EXERCISE AIM -> Copy out the material below in full, but not its images.

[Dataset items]
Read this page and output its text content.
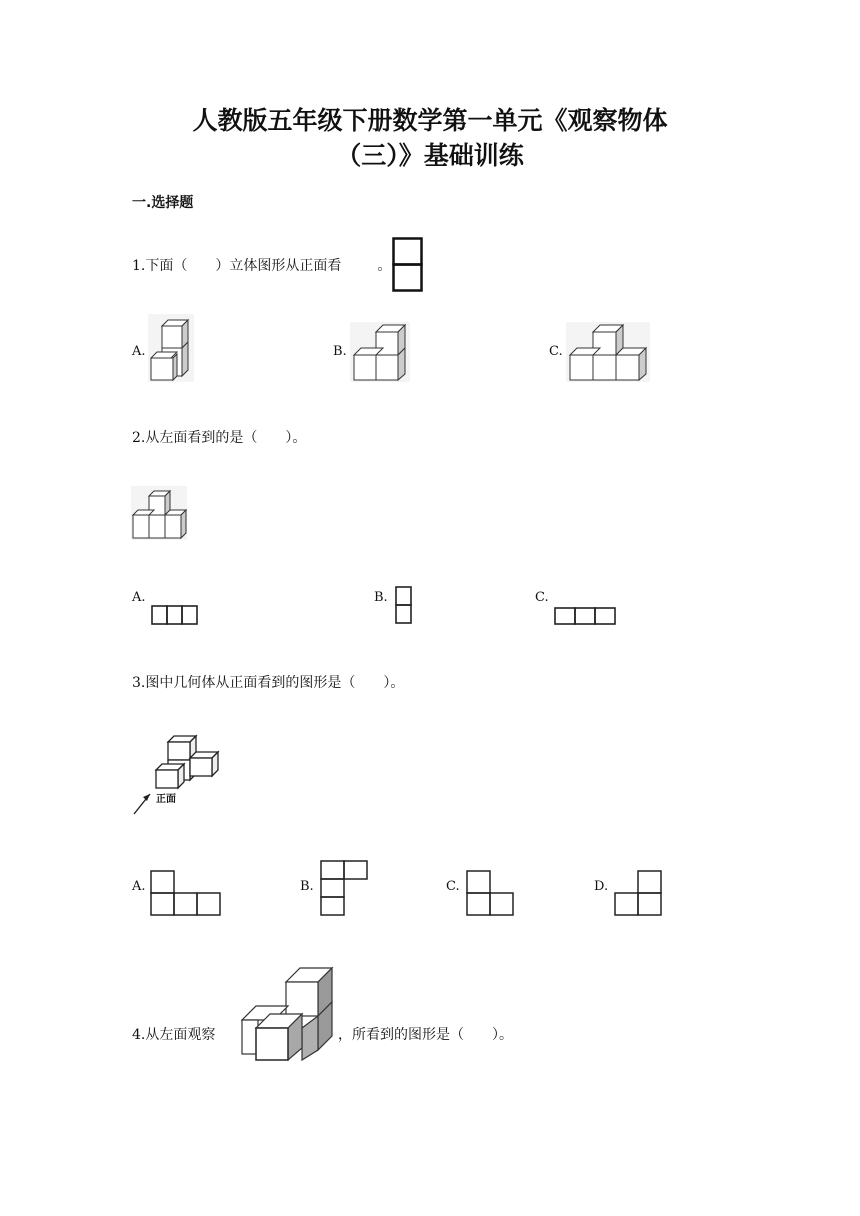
人教版五年级下册数学第一单元《观察物体
（三）》基础训练
一.选择题
1.下面（　　）立体图形从正面看	。
A.	B.	C.
2.从左面看到的是（　　）。
A.	B.	C.
3.图中几何体从正面看到的图形是（　　）。
正面
A.	B.	C.	D.
4.从左面观察	，所看到的图形是（　　）。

ANSWER TO THE PROBLEM ->
Read this page and output its text content.
人教版五年级下册数学第一单元《观察物体
（三）》基础训练
一.选择题
1.下面（　　）立体图形从正面看	。
A.	B.	C.
2.从左面看到的是（　　）。
A.	B.	C.
3.图中几何体从正面看到的图形是（　　）。
正面
A.	B.	C.	D.
4.从左面观察	，所看到的图形是（　　）。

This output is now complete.